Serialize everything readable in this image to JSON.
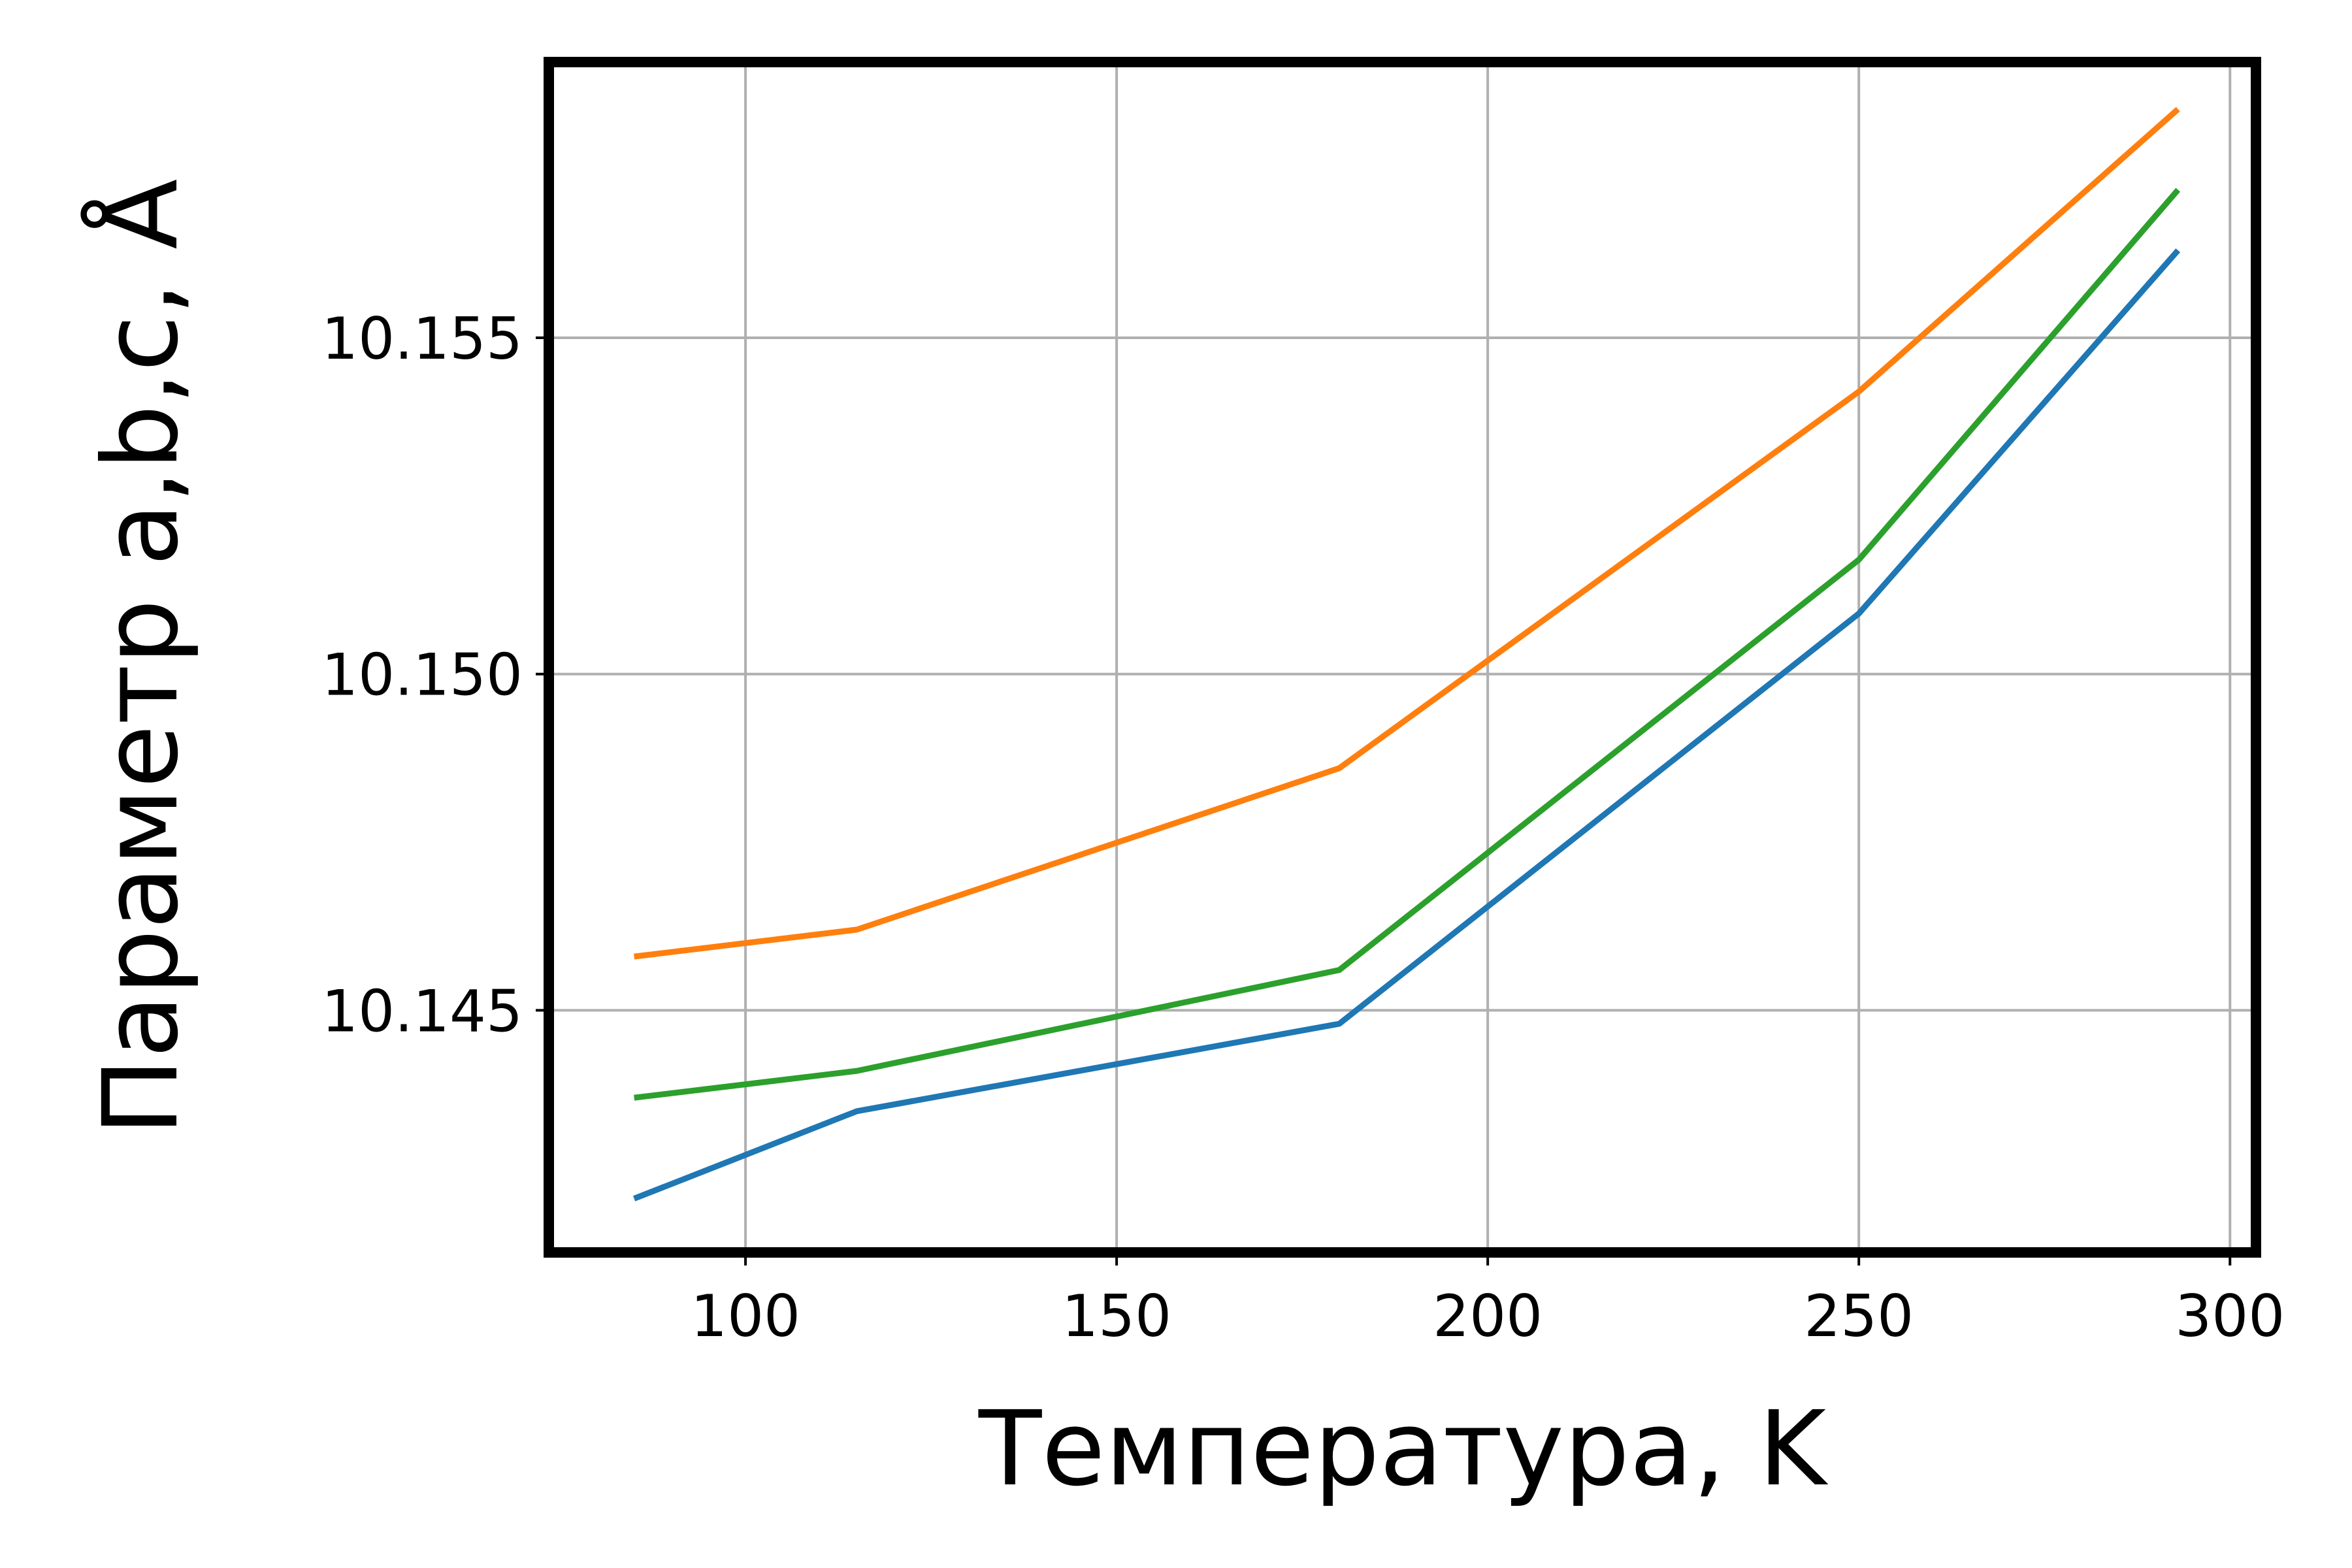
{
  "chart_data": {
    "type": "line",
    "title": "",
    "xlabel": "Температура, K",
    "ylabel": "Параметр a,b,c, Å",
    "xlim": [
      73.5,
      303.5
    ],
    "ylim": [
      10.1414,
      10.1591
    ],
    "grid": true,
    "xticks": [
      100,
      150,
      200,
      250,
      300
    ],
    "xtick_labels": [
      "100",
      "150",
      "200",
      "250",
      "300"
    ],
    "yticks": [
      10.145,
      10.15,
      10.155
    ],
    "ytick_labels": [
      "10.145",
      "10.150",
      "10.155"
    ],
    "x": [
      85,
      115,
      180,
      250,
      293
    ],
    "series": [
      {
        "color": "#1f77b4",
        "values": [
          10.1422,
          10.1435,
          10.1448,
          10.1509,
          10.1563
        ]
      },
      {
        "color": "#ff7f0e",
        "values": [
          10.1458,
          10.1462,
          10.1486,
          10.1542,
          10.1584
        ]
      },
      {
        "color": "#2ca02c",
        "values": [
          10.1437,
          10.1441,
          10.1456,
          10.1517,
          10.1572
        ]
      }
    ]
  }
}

Stated problem | In this exercise, set down all of the data exactly, without the pictures.

Task result |
Serialize everything readable in this image to JSON.
{
  "chart_data": {
    "type": "line",
    "title": "",
    "xlabel": "Температура, K",
    "ylabel": "Параметр a,b,c, Å",
    "xlim": [
      73.5,
      303.5
    ],
    "ylim": [
      10.1414,
      10.1591
    ],
    "grid": true,
    "xticks": [
      100,
      150,
      200,
      250,
      300
    ],
    "xtick_labels": [
      "100",
      "150",
      "200",
      "250",
      "300"
    ],
    "yticks": [
      10.145,
      10.15,
      10.155
    ],
    "ytick_labels": [
      "10.145",
      "10.150",
      "10.155"
    ],
    "x": [
      85,
      115,
      180,
      250,
      293
    ],
    "series": [
      {
        "color": "#1f77b4",
        "values": [
          10.1422,
          10.1435,
          10.1448,
          10.1509,
          10.1563
        ]
      },
      {
        "color": "#ff7f0e",
        "values": [
          10.1458,
          10.1462,
          10.1486,
          10.1542,
          10.1584
        ]
      },
      {
        "color": "#2ca02c",
        "values": [
          10.1437,
          10.1441,
          10.1456,
          10.1517,
          10.1572
        ]
      }
    ]
  }
}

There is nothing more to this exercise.